FONTE:
*-*-*
João Rego

Flectere si nequeo superos, Acheronta Movebo!* ( Virgílio em Eneida)

Não quero aqui falar sobre instituição democrática (partidos políticos, eleições, etc.). Gostaria de compartilhar algumas reflexões sobre como um homem segue outro homem, capturado pelo seu discurso e como sobre este projeta todas as suas esperanças até que, uma vez frustradas, coloca outro líder no lugar. Este é o momento celular, atávico e imutável do organismo político que o vem nutrindo ao longo da história.

Somos, logo após o nascimento, um dos animais que demora mais tempo para construir sua independência dos pais biológicos. E quando adquirimos a consciência, levamos ainda muito tempo vendo o universo através da proteção das figuras paternas. Exageramos, nessa fase, o poder e a omnipotência do pai, aquele que nos protege, nos pune e tem poder da vida e da morte sobre nós.

Na infância, não há como ver o mundo de outro modo.

Aos poucos, já adultos, construímos nossa visão de mundo com certa autonomia, porém carregando fortes traços dessa estrutura de dependência que tivemos na infância. É preciso ter algo em que acreditar para dar suporte à nossa existência, pois a realidade, muitas vezes, pode ser extremamente ameaçadora e precisamos de mecanismos de defesa para nos movermos diante da vida. Estes mecanismos são os afetos, por meio dos quais amamos, sofremos e tecemos nossa existência.

Alguns sujeitos, em consequência da complexa e singular malha das identificações e das transferências que os constituíram, têm a religião como suporte absoluto; outros, o oposto, encaram a vida e seus mistérios munidos do ceticismo materialista. Aqueles que, pelas malhas do destino enveredam na política, dão um sentido a sua ação movidos por uma ideologia e também, com a certeza de um crente, constroem seu universo e investem nele suas energias. Muitos – os pusilânimes – nem isso fazem. Fingem um pouco, disfarçam daqui, fazem um arranjo acolá e conseguem tocar a vida capturando os incautos eleitores.

Isolemos apenas aqueles que têm uma ideologia, que guiam suas estratégias partidárias e dedicam, com fé cega e rara magnanimidade (estranho, nessas horas sempre se quer o bem do próximo), parte da sua vida, se não toda, para materializá-la. O sentido é sempre o de transformar a realidade social, política e econômica — numa tentativa de inscrever-se na história.
*-*-*
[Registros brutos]
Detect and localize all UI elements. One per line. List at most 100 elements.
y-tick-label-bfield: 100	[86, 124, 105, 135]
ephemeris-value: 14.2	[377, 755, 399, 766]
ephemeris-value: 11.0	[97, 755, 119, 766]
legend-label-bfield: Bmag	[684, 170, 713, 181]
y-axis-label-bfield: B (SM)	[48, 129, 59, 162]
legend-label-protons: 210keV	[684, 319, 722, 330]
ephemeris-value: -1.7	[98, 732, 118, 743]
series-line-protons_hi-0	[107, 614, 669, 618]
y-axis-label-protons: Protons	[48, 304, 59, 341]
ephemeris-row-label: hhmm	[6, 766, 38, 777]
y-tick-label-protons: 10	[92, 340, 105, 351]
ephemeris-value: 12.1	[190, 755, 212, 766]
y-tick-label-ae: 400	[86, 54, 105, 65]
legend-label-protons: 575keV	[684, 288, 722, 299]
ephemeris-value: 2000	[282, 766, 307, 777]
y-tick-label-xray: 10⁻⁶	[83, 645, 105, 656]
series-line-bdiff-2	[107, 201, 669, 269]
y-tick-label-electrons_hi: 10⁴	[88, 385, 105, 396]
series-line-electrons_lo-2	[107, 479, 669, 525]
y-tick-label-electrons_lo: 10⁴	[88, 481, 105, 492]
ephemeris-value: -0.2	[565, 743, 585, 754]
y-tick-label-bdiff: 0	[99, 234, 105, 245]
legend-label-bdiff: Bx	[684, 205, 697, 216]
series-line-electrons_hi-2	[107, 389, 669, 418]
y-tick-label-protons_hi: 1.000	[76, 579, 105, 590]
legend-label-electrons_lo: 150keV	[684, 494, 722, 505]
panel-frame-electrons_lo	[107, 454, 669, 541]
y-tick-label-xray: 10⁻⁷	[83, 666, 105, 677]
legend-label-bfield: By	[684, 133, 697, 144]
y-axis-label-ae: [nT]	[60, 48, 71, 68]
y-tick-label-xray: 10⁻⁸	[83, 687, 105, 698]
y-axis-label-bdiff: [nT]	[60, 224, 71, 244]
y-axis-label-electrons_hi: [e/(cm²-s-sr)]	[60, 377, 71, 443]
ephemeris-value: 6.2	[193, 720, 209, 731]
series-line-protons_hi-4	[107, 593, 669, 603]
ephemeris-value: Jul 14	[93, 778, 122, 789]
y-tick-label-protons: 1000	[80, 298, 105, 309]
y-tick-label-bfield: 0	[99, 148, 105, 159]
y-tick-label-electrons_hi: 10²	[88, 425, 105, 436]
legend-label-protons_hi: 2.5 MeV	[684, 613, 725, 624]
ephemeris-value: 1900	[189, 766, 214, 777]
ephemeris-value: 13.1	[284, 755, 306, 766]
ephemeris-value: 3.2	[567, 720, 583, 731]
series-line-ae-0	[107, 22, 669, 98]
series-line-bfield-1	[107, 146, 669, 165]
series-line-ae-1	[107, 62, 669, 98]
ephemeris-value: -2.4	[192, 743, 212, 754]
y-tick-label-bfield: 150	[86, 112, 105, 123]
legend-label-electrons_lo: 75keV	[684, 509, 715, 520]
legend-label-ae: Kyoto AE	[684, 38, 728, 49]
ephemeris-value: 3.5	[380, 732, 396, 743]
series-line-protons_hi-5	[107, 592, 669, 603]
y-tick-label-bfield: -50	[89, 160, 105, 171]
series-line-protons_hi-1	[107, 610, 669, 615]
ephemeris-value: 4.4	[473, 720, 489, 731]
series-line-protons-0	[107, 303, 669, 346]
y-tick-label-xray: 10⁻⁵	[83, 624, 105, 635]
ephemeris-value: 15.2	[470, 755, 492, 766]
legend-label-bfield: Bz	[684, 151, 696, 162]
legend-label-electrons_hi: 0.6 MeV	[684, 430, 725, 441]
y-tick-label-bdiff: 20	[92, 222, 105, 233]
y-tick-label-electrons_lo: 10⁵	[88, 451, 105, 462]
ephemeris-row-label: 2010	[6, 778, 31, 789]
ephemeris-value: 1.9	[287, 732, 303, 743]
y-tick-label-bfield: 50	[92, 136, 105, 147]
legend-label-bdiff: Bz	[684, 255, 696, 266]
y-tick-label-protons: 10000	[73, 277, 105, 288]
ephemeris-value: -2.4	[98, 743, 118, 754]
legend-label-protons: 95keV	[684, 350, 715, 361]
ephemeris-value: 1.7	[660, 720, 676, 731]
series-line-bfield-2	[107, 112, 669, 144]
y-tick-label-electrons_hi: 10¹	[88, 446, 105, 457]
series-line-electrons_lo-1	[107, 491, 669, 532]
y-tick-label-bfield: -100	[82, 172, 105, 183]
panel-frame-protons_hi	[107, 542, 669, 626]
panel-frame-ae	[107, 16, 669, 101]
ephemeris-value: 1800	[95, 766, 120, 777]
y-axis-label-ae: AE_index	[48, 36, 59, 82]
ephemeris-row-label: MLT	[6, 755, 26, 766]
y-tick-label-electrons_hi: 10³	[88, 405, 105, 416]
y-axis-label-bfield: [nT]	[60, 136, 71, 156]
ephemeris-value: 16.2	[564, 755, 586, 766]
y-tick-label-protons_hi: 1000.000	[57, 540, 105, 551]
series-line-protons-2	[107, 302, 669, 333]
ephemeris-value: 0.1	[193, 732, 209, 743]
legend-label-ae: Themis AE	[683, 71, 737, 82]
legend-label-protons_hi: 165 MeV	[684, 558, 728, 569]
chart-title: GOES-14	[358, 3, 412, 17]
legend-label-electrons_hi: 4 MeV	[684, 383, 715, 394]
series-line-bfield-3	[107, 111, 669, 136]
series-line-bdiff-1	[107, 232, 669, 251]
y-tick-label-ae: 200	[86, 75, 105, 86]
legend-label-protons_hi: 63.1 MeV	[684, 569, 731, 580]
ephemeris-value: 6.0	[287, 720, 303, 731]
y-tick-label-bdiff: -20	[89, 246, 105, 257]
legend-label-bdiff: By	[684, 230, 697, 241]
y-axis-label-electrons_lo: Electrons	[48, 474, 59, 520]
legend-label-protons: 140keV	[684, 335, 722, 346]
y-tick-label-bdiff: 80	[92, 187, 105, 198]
*-*-*
OBJETIVO: Reproduza fielmente o trecho do texto sobre liderança política que começa nas palavras "Na infância, não" e termina depois de "tecemos nossa existência.". Os itens não têm nenhuma relação com o texto.

RESPOSTA:
Na infância, não há como ver o mundo de outro modo.

Aos poucos, já adultos, construímos nossa visão de mundo com certa autonomia, porém carregando fortes traços dessa estrutura de dependência que tivemos na infância. É preciso ter algo em que acreditar para dar suporte à nossa existência, pois a realidade, muitas vezes, pode ser extremamente ameaçadora e precisamos de mecanismos de defesa para nos movermos diante da vida. Estes mecanismos são os afetos, por meio dos quais amamos, sofremos e tecemos nossa existência.